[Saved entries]
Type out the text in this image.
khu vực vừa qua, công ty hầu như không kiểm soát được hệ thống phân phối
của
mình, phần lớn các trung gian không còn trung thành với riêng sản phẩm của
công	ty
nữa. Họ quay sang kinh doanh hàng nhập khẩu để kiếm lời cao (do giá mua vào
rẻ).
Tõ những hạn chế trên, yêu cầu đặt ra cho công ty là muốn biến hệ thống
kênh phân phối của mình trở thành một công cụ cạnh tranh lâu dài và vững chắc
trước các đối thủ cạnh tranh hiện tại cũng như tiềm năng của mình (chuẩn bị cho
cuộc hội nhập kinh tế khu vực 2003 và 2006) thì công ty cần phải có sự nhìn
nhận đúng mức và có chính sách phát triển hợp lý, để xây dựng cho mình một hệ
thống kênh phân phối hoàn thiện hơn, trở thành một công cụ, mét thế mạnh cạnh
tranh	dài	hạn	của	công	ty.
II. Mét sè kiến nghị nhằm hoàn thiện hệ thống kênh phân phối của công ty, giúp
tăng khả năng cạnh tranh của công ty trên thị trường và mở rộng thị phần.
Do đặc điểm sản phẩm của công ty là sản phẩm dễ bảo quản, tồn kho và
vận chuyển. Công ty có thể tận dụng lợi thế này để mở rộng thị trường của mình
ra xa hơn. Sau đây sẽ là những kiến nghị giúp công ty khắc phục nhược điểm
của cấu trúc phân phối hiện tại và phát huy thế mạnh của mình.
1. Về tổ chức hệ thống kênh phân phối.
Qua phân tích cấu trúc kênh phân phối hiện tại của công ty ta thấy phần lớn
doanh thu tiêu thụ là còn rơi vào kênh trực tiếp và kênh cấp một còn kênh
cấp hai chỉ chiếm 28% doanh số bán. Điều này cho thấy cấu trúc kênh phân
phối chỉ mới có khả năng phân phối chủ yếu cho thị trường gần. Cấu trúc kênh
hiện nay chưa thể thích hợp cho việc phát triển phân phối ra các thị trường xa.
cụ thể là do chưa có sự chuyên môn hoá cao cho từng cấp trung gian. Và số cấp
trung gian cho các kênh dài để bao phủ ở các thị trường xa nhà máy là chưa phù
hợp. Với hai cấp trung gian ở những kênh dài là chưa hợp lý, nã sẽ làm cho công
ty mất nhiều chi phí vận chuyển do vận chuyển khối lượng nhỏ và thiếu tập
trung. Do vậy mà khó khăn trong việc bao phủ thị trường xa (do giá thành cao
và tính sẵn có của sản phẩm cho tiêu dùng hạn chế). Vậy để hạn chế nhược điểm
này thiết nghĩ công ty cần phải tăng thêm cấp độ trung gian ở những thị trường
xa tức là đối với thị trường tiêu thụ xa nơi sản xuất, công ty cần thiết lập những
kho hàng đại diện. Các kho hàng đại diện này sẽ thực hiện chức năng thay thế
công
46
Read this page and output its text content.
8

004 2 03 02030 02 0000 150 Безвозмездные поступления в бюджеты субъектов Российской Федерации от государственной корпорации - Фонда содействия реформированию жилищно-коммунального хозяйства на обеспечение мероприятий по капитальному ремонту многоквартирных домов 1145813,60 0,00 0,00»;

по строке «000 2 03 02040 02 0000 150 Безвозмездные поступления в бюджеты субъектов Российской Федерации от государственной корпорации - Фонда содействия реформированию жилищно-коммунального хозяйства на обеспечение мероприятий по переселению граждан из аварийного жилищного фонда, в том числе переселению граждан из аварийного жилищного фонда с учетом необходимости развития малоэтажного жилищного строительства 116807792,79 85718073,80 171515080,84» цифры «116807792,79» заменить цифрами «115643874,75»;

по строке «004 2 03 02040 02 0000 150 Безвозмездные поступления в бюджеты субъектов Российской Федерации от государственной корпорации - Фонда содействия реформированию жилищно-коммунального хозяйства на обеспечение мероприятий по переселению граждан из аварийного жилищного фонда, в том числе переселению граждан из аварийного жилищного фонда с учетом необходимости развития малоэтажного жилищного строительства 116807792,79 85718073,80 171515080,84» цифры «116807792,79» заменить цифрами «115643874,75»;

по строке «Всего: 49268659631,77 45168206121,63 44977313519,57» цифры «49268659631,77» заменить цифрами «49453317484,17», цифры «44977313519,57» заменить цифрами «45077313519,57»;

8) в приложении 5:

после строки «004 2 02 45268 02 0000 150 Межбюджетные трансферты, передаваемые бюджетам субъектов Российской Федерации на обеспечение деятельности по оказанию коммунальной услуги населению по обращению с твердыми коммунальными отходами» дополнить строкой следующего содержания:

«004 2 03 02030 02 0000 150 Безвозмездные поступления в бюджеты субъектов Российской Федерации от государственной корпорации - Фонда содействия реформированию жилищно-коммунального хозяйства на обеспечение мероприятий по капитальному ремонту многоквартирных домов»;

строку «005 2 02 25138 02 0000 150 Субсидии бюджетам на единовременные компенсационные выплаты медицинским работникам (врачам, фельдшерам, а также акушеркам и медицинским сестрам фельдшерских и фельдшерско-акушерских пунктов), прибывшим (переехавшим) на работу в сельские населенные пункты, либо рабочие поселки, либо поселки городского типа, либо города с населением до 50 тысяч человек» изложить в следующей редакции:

-- TASK GOAL --
Using the data above, print every record exactly as shown.

-- CORRECT ANSWER --
Type out the text in this image.
khu vực vừa qua, công ty hầu như không kiểm soát được hệ thống phân phối
của
mình, phần lớn các trung gian không còn trung thành với riêng sản phẩm của
công	ty
nữa. Họ quay sang kinh doanh hàng nhập khẩu để kiếm lời cao (do giá mua vào
rẻ).
Tõ những hạn chế trên, yêu cầu đặt ra cho công ty là muốn biến hệ thống
kênh phân phối của mình trở thành một công cụ cạnh tranh lâu dài và vững chắc
trước các đối thủ cạnh tranh hiện tại cũng như tiềm năng của mình (chuẩn bị cho
cuộc hội nhập kinh tế khu vực 2003 và 2006) thì công ty cần phải có sự nhìn
nhận đúng mức và có chính sách phát triển hợp lý, để xây dựng cho mình một hệ
thống kênh phân phối hoàn thiện hơn, trở thành một công cụ, mét thế mạnh cạnh
tranh	dài	hạn	của	công	ty.
II. Mét sè kiến nghị nhằm hoàn thiện hệ thống kênh phân phối của công ty, giúp
tăng khả năng cạnh tranh của công ty trên thị trường và mở rộng thị phần.
Do đặc điểm sản phẩm của công ty là sản phẩm dễ bảo quản, tồn kho và
vận chuyển. Công ty có thể tận dụng lợi thế này để mở rộng thị trường của mình
ra xa hơn. Sau đây sẽ là những kiến nghị giúp công ty khắc phục nhược điểm
của cấu trúc phân phối hiện tại và phát huy thế mạnh của mình.
1. Về tổ chức hệ thống kênh phân phối.
Qua phân tích cấu trúc kênh phân phối hiện tại của công ty ta thấy phần lớn
doanh thu tiêu thụ là còn rơi vào kênh trực tiếp và kênh cấp một còn kênh
cấp hai chỉ chiếm 28% doanh số bán. Điều này cho thấy cấu trúc kênh phân
phối chỉ mới có khả năng phân phối chủ yếu cho thị trường gần. Cấu trúc kênh
hiện nay chưa thể thích hợp cho việc phát triển phân phối ra các thị trường xa.
cụ thể là do chưa có sự chuyên môn hoá cao cho từng cấp trung gian. Và số cấp
trung gian cho các kênh dài để bao phủ ở các thị trường xa nhà máy là chưa phù
hợp. Với hai cấp trung gian ở những kênh dài là chưa hợp lý, nã sẽ làm cho công
ty mất nhiều chi phí vận chuyển do vận chuyển khối lượng nhỏ và thiếu tập
trung. Do vậy mà khó khăn trong việc bao phủ thị trường xa (do giá thành cao
và tính sẵn có của sản phẩm cho tiêu dùng hạn chế). Vậy để hạn chế nhược điểm
này thiết nghĩ công ty cần phải tăng thêm cấp độ trung gian ở những thị trường
xa tức là đối với thị trường tiêu thụ xa nơi sản xuất, công ty cần thiết lập những
kho hàng đại diện. Các kho hàng đại diện này sẽ thực hiện chức năng thay thế
công
46
Read this page and output its text content.
8

004 2 03 02030 02 0000 150 Безвозмездные поступления в бюджеты субъектов Российской Федерации от государственной корпорации - Фонда содействия реформированию жилищно-коммунального хозяйства на обеспечение мероприятий по капитальному ремонту многоквартирных домов 1145813,60 0,00 0,00»;

по строке «000 2 03 02040 02 0000 150 Безвозмездные поступления в бюджеты субъектов Российской Федерации от государственной корпорации - Фонда содействия реформированию жилищно-коммунального хозяйства на обеспечение мероприятий по переселению граждан из аварийного жилищного фонда, в том числе переселению граждан из аварийного жилищного фонда с учетом необходимости развития малоэтажного жилищного строительства 116807792,79 85718073,80 171515080,84» цифры «116807792,79» заменить цифрами «115643874,75»;

по строке «004 2 03 02040 02 0000 150 Безвозмездные поступления в бюджеты субъектов Российской Федерации от государственной корпорации - Фонда содействия реформированию жилищно-коммунального хозяйства на обеспечение мероприятий по переселению граждан из аварийного жилищного фонда, в том числе переселению граждан из аварийного жилищного фонда с учетом необходимости развития малоэтажного жилищного строительства 116807792,79 85718073,80 171515080,84» цифры «116807792,79» заменить цифрами «115643874,75»;

по строке «Всего: 49268659631,77 45168206121,63 44977313519,57» цифры «49268659631,77» заменить цифрами «49453317484,17», цифры «44977313519,57» заменить цифрами «45077313519,57»;

8) в приложении 5:

после строки «004 2 02 45268 02 0000 150 Межбюджетные трансферты, передаваемые бюджетам субъектов Российской Федерации на обеспечение деятельности по оказанию коммунальной услуги населению по обращению с твердыми коммунальными отходами» дополнить строкой следующего содержания:

«004 2 03 02030 02 0000 150 Безвозмездные поступления в бюджеты субъектов Российской Федерации от государственной корпорации - Фонда содействия реформированию жилищно-коммунального хозяйства на обеспечение мероприятий по капитальному ремонту многоквартирных домов»;

строку «005 2 02 25138 02 0000 150 Субсидии бюджетам на единовременные компенсационные выплаты медицинским работникам (врачам, фельдшерам, а также акушеркам и медицинским сестрам фельдшерских и фельдшерско-акушерских пунктов), прибывшим (переехавшим) на работу в сельские населенные пункты, либо рабочие поселки, либо поселки городского типа, либо города с населением до 50 тысяч человек» изложить в следующей редакции:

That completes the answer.